- GIVEN INSTRUCTION 1 -
Extract every line of the records that contains the string "axis".

# Start of PASSAGE TO READ

Genentech/midasHLA

Handle missing values

xiw588 opened this issue · 9 comments

Hi I have a question about how this package handle missing values in HLA types. For example, a sample may have only one HLA classI A allele available, and no DRA alleles at all. Should I replace all the blanks with NA or so to run through the functions, such as hlaToVariable()?

Thanks a lot!

When I tried to apply the function hlaToVariable(), I kept receiving the following similar error messages:

Error: values: , , , , in hla_calls doesn't follow HLA numbers specification

Can you help me with this?

Hi @xiw588
The package can handle missing values. If you are loading your data using readHlaCalls function it has na.strings argument were you can specify which values should be interpreted as NA. By default these are "Not typed", "-", "NA".
To make it interpret blanks as NA values use something like readHlaCalls(input_file, na.strings="").

Hope it helps!

Thank you so much for the swift response, this is really helpful!! But I just realized that the issue is due to the wrong format of my data, which means the alleles don't match exactly the columns when there was missing. Here I attached a sample file. Do you know if there is any way to easily fix this so that every sample would have the same number of columns and can be feed into your package?

# End of PASSAGE TO READ

- GIVEN INSTRUCTION 2 -
Pull out the entire forum thread above, word for word.

# Start of GIVEN RECORDS

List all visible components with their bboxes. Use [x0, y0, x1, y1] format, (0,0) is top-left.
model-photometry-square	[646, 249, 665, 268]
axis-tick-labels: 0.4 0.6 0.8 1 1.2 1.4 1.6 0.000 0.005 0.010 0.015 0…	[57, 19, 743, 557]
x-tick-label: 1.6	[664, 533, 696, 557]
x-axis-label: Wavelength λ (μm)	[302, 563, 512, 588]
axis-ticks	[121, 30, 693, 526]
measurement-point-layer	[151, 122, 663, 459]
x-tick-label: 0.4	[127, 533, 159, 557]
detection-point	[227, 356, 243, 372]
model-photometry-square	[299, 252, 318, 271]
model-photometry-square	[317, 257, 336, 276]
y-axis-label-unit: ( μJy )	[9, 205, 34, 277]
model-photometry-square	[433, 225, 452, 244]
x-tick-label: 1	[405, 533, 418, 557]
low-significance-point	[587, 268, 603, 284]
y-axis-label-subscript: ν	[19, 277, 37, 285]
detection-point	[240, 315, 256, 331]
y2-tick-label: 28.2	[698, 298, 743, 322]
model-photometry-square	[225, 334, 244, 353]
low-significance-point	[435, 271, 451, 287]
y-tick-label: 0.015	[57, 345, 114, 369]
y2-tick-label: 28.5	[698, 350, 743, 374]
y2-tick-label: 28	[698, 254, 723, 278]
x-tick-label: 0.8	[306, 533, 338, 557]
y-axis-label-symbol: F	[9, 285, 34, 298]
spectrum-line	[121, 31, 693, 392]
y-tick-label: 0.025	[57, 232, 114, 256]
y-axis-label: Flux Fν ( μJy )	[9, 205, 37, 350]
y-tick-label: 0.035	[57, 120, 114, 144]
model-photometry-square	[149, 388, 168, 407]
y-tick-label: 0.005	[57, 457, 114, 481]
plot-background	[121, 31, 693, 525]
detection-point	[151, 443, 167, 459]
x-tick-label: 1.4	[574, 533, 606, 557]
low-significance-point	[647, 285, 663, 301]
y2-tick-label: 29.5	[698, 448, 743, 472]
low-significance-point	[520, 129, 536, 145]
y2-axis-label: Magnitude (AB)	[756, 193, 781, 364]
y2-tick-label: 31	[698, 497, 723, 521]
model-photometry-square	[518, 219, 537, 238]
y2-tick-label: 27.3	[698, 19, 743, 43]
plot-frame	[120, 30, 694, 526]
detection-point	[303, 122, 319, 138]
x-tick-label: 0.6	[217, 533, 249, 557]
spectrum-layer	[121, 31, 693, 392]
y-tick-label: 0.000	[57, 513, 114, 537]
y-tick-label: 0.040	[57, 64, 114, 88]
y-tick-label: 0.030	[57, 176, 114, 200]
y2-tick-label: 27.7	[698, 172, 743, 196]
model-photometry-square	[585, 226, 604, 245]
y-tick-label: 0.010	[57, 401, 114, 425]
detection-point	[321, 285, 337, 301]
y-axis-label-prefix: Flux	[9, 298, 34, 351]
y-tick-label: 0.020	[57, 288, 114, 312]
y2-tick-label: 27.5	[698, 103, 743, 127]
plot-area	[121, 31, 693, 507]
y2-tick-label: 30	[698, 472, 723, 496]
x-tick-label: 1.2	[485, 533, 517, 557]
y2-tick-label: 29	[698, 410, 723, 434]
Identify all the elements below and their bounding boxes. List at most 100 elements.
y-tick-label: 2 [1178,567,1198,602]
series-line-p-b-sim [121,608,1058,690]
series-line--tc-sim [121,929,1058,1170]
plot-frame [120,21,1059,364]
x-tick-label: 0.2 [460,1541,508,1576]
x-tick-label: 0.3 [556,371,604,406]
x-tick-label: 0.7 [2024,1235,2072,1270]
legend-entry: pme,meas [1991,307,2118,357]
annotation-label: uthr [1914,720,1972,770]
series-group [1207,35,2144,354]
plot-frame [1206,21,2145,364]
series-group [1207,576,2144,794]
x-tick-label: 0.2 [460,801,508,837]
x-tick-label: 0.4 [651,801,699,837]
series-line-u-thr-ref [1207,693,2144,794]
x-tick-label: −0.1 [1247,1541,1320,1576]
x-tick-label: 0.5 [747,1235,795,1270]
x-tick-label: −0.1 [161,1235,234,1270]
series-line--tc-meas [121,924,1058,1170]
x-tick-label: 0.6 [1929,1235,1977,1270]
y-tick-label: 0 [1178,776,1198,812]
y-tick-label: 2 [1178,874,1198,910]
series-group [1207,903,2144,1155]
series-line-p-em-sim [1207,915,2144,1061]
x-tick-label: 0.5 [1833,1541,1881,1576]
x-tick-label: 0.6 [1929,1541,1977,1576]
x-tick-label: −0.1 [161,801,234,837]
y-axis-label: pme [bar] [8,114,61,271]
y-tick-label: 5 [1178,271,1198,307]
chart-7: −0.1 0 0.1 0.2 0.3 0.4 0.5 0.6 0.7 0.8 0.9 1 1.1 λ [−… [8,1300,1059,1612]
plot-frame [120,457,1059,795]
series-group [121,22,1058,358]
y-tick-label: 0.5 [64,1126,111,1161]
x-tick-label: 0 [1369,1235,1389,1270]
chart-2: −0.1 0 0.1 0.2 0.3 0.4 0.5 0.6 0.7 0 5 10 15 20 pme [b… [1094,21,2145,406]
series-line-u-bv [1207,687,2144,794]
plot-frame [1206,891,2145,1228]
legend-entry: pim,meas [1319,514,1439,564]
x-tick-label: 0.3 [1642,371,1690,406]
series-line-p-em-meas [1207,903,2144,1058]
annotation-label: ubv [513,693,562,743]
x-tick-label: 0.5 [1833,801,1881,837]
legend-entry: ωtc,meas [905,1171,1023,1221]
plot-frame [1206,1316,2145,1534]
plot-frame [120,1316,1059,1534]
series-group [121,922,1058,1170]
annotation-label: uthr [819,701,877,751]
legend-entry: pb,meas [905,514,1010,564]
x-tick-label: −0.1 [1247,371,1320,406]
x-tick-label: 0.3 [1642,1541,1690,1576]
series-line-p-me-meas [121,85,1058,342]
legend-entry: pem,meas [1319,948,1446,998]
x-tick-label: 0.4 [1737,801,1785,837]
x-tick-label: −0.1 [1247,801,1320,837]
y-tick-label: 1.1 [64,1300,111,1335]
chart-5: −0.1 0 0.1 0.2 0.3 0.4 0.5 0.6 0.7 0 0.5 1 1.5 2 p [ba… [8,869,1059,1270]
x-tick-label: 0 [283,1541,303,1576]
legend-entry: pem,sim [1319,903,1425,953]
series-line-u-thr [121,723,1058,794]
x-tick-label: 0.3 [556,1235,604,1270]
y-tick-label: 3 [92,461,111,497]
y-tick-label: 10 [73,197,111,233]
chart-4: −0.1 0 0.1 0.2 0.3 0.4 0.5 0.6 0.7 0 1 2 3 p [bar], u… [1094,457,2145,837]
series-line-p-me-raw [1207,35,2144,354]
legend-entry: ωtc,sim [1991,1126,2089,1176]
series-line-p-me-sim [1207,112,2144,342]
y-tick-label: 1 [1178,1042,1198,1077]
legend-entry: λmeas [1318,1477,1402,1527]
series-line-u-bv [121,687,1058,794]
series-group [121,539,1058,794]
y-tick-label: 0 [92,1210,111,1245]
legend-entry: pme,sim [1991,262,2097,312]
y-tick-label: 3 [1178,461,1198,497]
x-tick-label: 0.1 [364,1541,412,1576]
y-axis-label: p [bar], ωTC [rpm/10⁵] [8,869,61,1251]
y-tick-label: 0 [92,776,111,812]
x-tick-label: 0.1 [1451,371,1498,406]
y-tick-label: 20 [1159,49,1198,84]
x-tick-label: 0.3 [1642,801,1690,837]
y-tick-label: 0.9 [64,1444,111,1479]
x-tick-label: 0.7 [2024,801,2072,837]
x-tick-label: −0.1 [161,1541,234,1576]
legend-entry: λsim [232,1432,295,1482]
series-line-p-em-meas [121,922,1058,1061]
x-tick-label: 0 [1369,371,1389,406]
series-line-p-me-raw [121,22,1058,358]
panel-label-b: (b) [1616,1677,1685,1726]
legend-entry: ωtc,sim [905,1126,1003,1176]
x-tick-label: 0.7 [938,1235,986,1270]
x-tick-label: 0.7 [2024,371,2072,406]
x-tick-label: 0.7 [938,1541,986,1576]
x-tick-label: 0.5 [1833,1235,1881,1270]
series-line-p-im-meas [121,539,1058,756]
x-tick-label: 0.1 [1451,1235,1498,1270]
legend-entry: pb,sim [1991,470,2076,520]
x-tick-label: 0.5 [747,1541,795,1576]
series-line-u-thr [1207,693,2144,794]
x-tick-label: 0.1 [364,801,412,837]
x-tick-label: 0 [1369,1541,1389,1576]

# End of GIVEN RECORDS

- WRITTEN REPLY 1 -
axis-tick-labels: 0.4 0.6 0.8 1 1.2 1.4 1.6 0.000 0.005 0.010 0.015 0…	[57, 19, 743, 557]
x-axis-label: Wavelength λ (μm)	[302, 563, 512, 588]
axis-ticks	[121, 30, 693, 526]
y-axis-label-unit: ( μJy )	[9, 205, 34, 277]
y-axis-label-subscript: ν	[19, 277, 37, 285]
y-axis-label-symbol: F	[9, 285, 34, 298]
y-axis-label: Flux Fν ( μJy )	[9, 205, 37, 350]
y2-axis-label: Magnitude (AB)	[756, 193, 781, 364]
y-axis-label-prefix: Flux	[9, 298, 34, 351]
y-axis-label: pme [bar] [8,114,61,271]
y-axis-label: p [bar], ωTC [rpm/10⁵] [8,869,61,1251]

- WRITTEN REPLY 2 -
Genentech/midasHLA

Handle missing values

xiw588 opened this issue · 9 comments

Hi I have a question about how this package handle missing values in HLA types. For example, a sample may have only one HLA classI A allele available, and no DRA alleles at all. Should I replace all the blanks with NA or so to run through the functions, such as hlaToVariable()?

Thanks a lot!

When I tried to apply the function hlaToVariable(), I kept receiving the following similar error messages:

Error: values: , , , , in hla_calls doesn't follow HLA numbers specification

Can you help me with this?

Hi @xiw588
The package can handle missing values. If you are loading your data using readHlaCalls function it has na.strings argument were you can specify which values should be interpreted as NA. By default these are "Not typed", "-", "NA".
To make it interpret blanks as NA values use something like readHlaCalls(input_file, na.strings="").

Hope it helps!

Thank you so much for the swift response, this is really helpful!! But I just realized that the issue is due to the wrong format of my data, which means the alleles don't match exactly the columns when there was missing. Here I attached a sample file. Do you know if there is any way to easily fix this so that every sample would have the same number of columns and can be feed into your package?